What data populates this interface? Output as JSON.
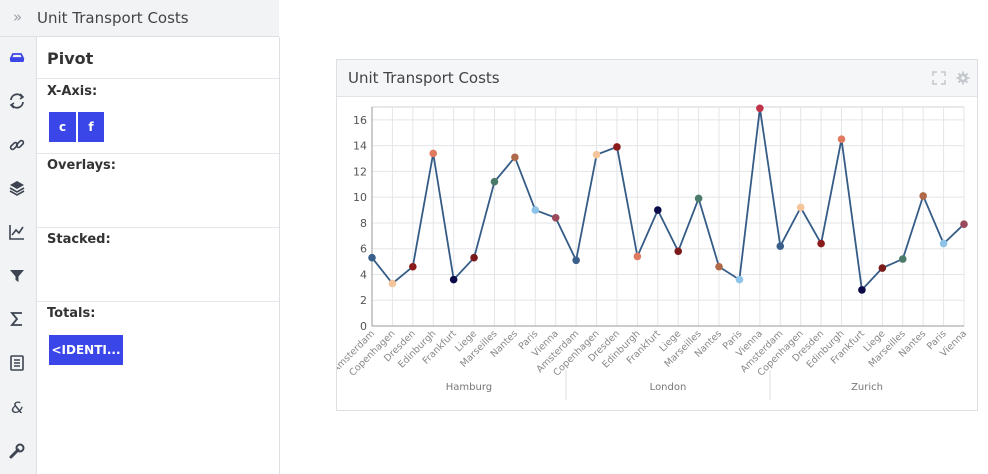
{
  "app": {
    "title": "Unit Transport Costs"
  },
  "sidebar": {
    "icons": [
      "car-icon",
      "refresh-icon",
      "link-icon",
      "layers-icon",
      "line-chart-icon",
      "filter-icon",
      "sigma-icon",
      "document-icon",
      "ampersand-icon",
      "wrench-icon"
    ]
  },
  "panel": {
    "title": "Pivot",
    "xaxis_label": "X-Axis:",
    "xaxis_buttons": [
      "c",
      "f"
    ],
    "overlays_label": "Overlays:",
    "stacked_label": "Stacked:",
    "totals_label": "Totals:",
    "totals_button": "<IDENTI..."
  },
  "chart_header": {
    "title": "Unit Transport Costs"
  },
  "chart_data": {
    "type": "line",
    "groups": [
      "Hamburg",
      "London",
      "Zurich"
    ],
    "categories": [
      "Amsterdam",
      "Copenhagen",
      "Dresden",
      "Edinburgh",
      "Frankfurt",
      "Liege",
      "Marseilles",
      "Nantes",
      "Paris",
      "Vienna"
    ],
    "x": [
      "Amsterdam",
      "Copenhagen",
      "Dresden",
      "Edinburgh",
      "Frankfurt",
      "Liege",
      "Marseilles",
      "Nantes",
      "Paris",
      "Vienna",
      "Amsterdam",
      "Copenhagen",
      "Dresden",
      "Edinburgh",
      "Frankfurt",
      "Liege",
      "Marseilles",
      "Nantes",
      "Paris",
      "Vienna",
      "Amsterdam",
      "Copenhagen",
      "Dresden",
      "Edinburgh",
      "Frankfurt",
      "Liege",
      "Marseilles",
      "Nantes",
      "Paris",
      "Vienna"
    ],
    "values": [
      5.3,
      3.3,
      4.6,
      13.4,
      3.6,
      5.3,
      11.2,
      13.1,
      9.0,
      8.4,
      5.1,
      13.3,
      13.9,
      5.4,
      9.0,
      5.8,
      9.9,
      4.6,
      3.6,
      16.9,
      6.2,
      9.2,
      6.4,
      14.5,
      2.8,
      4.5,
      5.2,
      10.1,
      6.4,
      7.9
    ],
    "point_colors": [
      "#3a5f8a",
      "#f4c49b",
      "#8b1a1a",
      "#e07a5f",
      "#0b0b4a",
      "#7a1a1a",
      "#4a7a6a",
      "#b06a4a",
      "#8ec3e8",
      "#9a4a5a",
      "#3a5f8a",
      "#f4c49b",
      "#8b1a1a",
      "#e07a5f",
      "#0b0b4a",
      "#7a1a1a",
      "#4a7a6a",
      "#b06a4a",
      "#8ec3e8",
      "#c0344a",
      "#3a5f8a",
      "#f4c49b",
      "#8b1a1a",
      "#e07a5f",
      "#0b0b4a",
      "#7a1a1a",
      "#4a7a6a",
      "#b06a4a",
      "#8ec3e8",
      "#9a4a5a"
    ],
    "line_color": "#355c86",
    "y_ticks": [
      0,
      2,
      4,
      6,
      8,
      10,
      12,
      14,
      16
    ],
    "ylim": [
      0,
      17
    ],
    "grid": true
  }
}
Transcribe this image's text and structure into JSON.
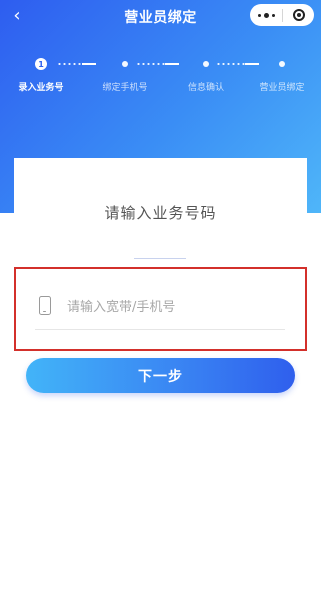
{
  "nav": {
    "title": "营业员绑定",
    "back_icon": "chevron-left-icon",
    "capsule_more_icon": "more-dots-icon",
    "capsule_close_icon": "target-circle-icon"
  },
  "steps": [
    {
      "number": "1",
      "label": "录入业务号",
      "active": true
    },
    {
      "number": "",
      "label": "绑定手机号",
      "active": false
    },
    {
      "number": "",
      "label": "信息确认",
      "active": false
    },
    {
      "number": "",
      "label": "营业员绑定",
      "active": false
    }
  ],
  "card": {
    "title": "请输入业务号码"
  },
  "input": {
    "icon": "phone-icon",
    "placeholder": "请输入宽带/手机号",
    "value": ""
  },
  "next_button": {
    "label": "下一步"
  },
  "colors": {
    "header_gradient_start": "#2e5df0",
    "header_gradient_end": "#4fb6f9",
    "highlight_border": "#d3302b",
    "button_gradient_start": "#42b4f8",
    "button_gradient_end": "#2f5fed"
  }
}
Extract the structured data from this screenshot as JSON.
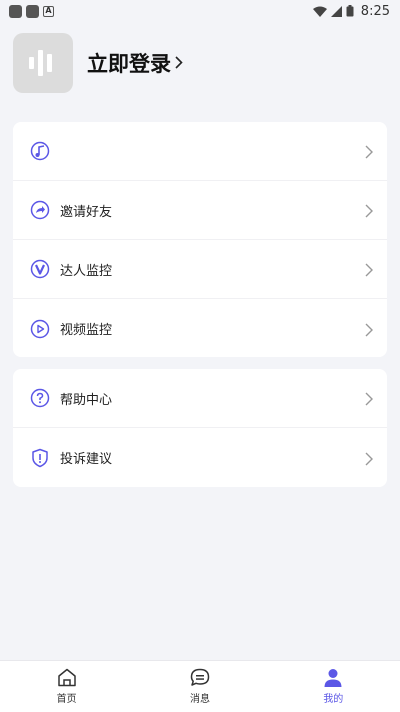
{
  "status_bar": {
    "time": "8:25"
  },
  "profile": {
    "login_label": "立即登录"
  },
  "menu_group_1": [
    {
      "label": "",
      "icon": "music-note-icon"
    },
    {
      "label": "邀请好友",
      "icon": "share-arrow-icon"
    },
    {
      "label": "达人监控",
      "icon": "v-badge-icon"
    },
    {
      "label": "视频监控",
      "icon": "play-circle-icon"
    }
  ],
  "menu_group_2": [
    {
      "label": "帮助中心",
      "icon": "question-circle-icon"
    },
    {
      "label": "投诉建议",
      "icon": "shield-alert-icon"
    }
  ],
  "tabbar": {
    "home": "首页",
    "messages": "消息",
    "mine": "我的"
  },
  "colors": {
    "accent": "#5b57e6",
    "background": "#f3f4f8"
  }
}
● ● ●
WRITTEN INSTRUCTION
Reproduce the data verbatim. Do not carry any picture into the copy.

WORKED ANSWER
What data populates this interface? Output as JSON.
{
  "app": {
    "title": "Unit Transport Costs"
  },
  "sidebar": {
    "icons": [
      "car-icon",
      "refresh-icon",
      "link-icon",
      "layers-icon",
      "line-chart-icon",
      "filter-icon",
      "sigma-icon",
      "document-icon",
      "ampersand-icon",
      "wrench-icon"
    ]
  },
  "panel": {
    "title": "Pivot",
    "xaxis_label": "X-Axis:",
    "xaxis_buttons": [
      "c",
      "f"
    ],
    "overlays_label": "Overlays:",
    "stacked_label": "Stacked:",
    "totals_label": "Totals:",
    "totals_button": "<IDENTI..."
  },
  "chart_header": {
    "title": "Unit Transport Costs"
  },
  "chart_data": {
    "type": "line",
    "groups": [
      "Hamburg",
      "London",
      "Zurich"
    ],
    "categories": [
      "Amsterdam",
      "Copenhagen",
      "Dresden",
      "Edinburgh",
      "Frankfurt",
      "Liege",
      "Marseilles",
      "Nantes",
      "Paris",
      "Vienna"
    ],
    "x": [
      "Amsterdam",
      "Copenhagen",
      "Dresden",
      "Edinburgh",
      "Frankfurt",
      "Liege",
      "Marseilles",
      "Nantes",
      "Paris",
      "Vienna",
      "Amsterdam",
      "Copenhagen",
      "Dresden",
      "Edinburgh",
      "Frankfurt",
      "Liege",
      "Marseilles",
      "Nantes",
      "Paris",
      "Vienna",
      "Amsterdam",
      "Copenhagen",
      "Dresden",
      "Edinburgh",
      "Frankfurt",
      "Liege",
      "Marseilles",
      "Nantes",
      "Paris",
      "Vienna"
    ],
    "values": [
      5.3,
      3.3,
      4.6,
      13.4,
      3.6,
      5.3,
      11.2,
      13.1,
      9.0,
      8.4,
      5.1,
      13.3,
      13.9,
      5.4,
      9.0,
      5.8,
      9.9,
      4.6,
      3.6,
      16.9,
      6.2,
      9.2,
      6.4,
      14.5,
      2.8,
      4.5,
      5.2,
      10.1,
      6.4,
      7.9
    ],
    "point_colors": [
      "#3a5f8a",
      "#f4c49b",
      "#8b1a1a",
      "#e07a5f",
      "#0b0b4a",
      "#7a1a1a",
      "#4a7a6a",
      "#b06a4a",
      "#8ec3e8",
      "#9a4a5a",
      "#3a5f8a",
      "#f4c49b",
      "#8b1a1a",
      "#e07a5f",
      "#0b0b4a",
      "#7a1a1a",
      "#4a7a6a",
      "#b06a4a",
      "#8ec3e8",
      "#c0344a",
      "#3a5f8a",
      "#f4c49b",
      "#8b1a1a",
      "#e07a5f",
      "#0b0b4a",
      "#7a1a1a",
      "#4a7a6a",
      "#b06a4a",
      "#8ec3e8",
      "#9a4a5a"
    ],
    "line_color": "#355c86",
    "y_ticks": [
      0,
      2,
      4,
      6,
      8,
      10,
      12,
      14,
      16
    ],
    "ylim": [
      0,
      17
    ],
    "grid": true
  }
}
Transcribe this image's text and structure into JSON.
{
  "nav": {
    "title": "营业员绑定",
    "back_icon": "chevron-left-icon",
    "capsule_more_icon": "more-dots-icon",
    "capsule_close_icon": "target-circle-icon"
  },
  "steps": [
    {
      "number": "1",
      "label": "录入业务号",
      "active": true
    },
    {
      "number": "",
      "label": "绑定手机号",
      "active": false
    },
    {
      "number": "",
      "label": "信息确认",
      "active": false
    },
    {
      "number": "",
      "label": "营业员绑定",
      "active": false
    }
  ],
  "card": {
    "title": "请输入业务号码"
  },
  "input": {
    "icon": "phone-icon",
    "placeholder": "请输入宽带/手机号",
    "value": ""
  },
  "next_button": {
    "label": "下一步"
  },
  "colors": {
    "header_gradient_start": "#2e5df0",
    "header_gradient_end": "#4fb6f9",
    "highlight_border": "#d3302b",
    "button_gradient_start": "#42b4f8",
    "button_gradient_end": "#2f5fed"
  }
}
Extract the structured data from this screenshot as JSON.
{
  "status_bar": {
    "time": "8:25"
  },
  "profile": {
    "login_label": "立即登录"
  },
  "menu_group_1": [
    {
      "label": "",
      "icon": "music-note-icon"
    },
    {
      "label": "邀请好友",
      "icon": "share-arrow-icon"
    },
    {
      "label": "达人监控",
      "icon": "v-badge-icon"
    },
    {
      "label": "视频监控",
      "icon": "play-circle-icon"
    }
  ],
  "menu_group_2": [
    {
      "label": "帮助中心",
      "icon": "question-circle-icon"
    },
    {
      "label": "投诉建议",
      "icon": "shield-alert-icon"
    }
  ],
  "tabbar": {
    "home": "首页",
    "messages": "消息",
    "mine": "我的"
  },
  "colors": {
    "accent": "#5b57e6",
    "background": "#f3f4f8"
  }
}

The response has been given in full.